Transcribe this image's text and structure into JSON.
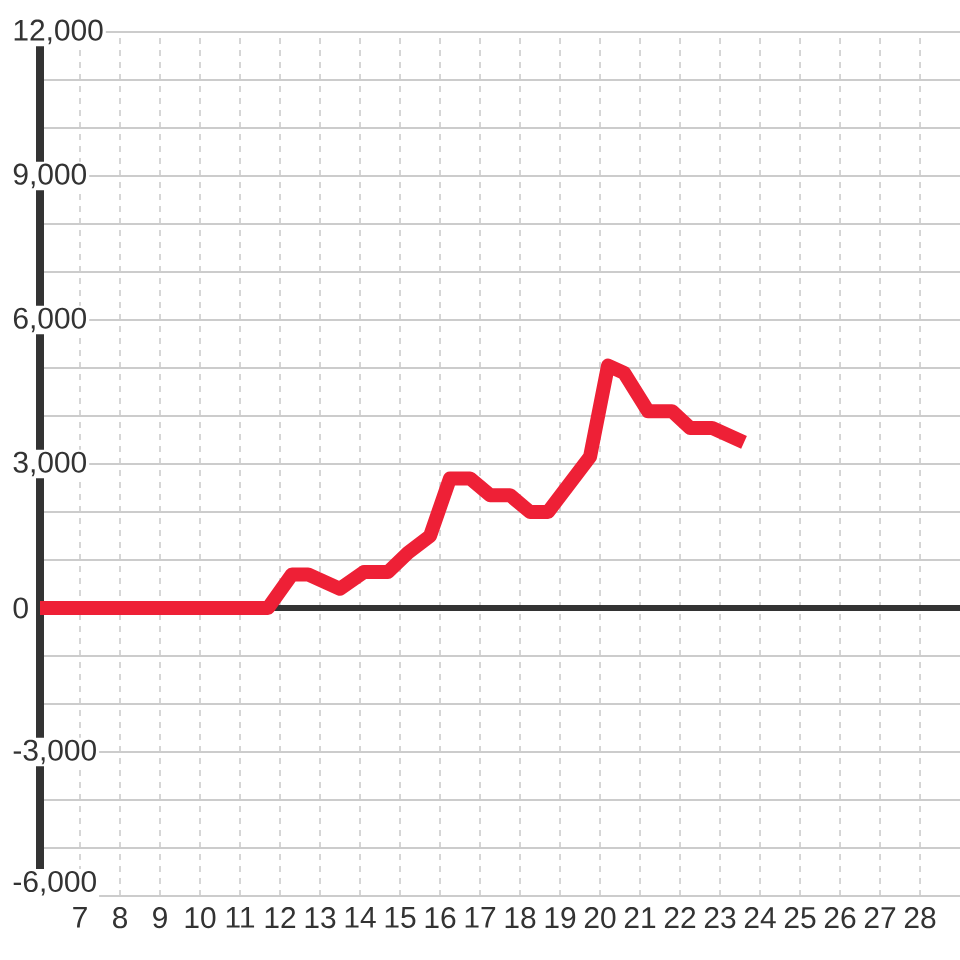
{
  "chart_data": {
    "type": "line",
    "x": [
      6,
      11.7,
      12.3,
      12.7,
      13.5,
      14.1,
      14.7,
      15.2,
      15.75,
      16.25,
      16.75,
      17.25,
      17.75,
      18.25,
      18.7,
      19.75,
      20.2,
      20.6,
      21.2,
      21.8,
      22.25,
      22.8,
      23.6
    ],
    "values": [
      0,
      0,
      700,
      700,
      400,
      750,
      750,
      1150,
      1500,
      2700,
      2700,
      2350,
      2350,
      2000,
      2000,
      3150,
      5050,
      4900,
      4100,
      4100,
      3750,
      3750,
      3450
    ],
    "color": "#ee2036",
    "line_style": "solid",
    "xlim": [
      6,
      29
    ],
    "ylim": [
      -6000,
      12000
    ],
    "xticks": [
      7,
      8,
      9,
      10,
      11,
      12,
      13,
      14,
      15,
      16,
      17,
      18,
      19,
      20,
      21,
      22,
      23,
      24,
      25,
      26,
      27,
      28
    ],
    "yticks": [
      {
        "value": -6000,
        "label": "-6,000"
      },
      {
        "value": -5000,
        "label": null
      },
      {
        "value": -4000,
        "label": null
      },
      {
        "value": -3000,
        "label": "-3,000"
      },
      {
        "value": -2000,
        "label": null
      },
      {
        "value": -1000,
        "label": null
      },
      0,
      {
        "value": 1000,
        "label": null
      },
      {
        "value": 2000,
        "label": null
      },
      {
        "value": 3000,
        "label": "3,000"
      },
      {
        "value": 4000,
        "label": null
      },
      {
        "value": 5000,
        "label": null
      },
      {
        "value": 6000,
        "label": "6,000"
      },
      {
        "value": 7000,
        "label": null
      },
      {
        "value": 8000,
        "label": null
      },
      {
        "value": 9000,
        "label": "9,000"
      },
      {
        "value": 10000,
        "label": null
      },
      {
        "value": 11000,
        "label": null
      },
      {
        "value": 12000,
        "label": "12,000"
      }
    ],
    "grid": true,
    "ref_lines": [
      {
        "axis": "y",
        "value": 0,
        "color": "#333333"
      }
    ]
  }
}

########

Goal: Each record above must be returned exactly as written, with its pictures omitted.

Finished task:
Transcribe this image's text and structure into JSON.
{
  "chart_data": {
    "type": "line",
    "x": [
      6,
      11.7,
      12.3,
      12.7,
      13.5,
      14.1,
      14.7,
      15.2,
      15.75,
      16.25,
      16.75,
      17.25,
      17.75,
      18.25,
      18.7,
      19.75,
      20.2,
      20.6,
      21.2,
      21.8,
      22.25,
      22.8,
      23.6
    ],
    "values": [
      0,
      0,
      700,
      700,
      400,
      750,
      750,
      1150,
      1500,
      2700,
      2700,
      2350,
      2350,
      2000,
      2000,
      3150,
      5050,
      4900,
      4100,
      4100,
      3750,
      3750,
      3450
    ],
    "color": "#ee2036",
    "line_style": "solid",
    "xlim": [
      6,
      29
    ],
    "ylim": [
      -6000,
      12000
    ],
    "xticks": [
      7,
      8,
      9,
      10,
      11,
      12,
      13,
      14,
      15,
      16,
      17,
      18,
      19,
      20,
      21,
      22,
      23,
      24,
      25,
      26,
      27,
      28
    ],
    "yticks": [
      {
        "value": -6000,
        "label": "-6,000"
      },
      {
        "value": -5000,
        "label": null
      },
      {
        "value": -4000,
        "label": null
      },
      {
        "value": -3000,
        "label": "-3,000"
      },
      {
        "value": -2000,
        "label": null
      },
      {
        "value": -1000,
        "label": null
      },
      0,
      {
        "value": 1000,
        "label": null
      },
      {
        "value": 2000,
        "label": null
      },
      {
        "value": 3000,
        "label": "3,000"
      },
      {
        "value": 4000,
        "label": null
      },
      {
        "value": 5000,
        "label": null
      },
      {
        "value": 6000,
        "label": "6,000"
      },
      {
        "value": 7000,
        "label": null
      },
      {
        "value": 8000,
        "label": null
      },
      {
        "value": 9000,
        "label": "9,000"
      },
      {
        "value": 10000,
        "label": null
      },
      {
        "value": 11000,
        "label": null
      },
      {
        "value": 12000,
        "label": "12,000"
      }
    ],
    "grid": true,
    "ref_lines": [
      {
        "axis": "y",
        "value": 0,
        "color": "#333333"
      }
    ]
  }
}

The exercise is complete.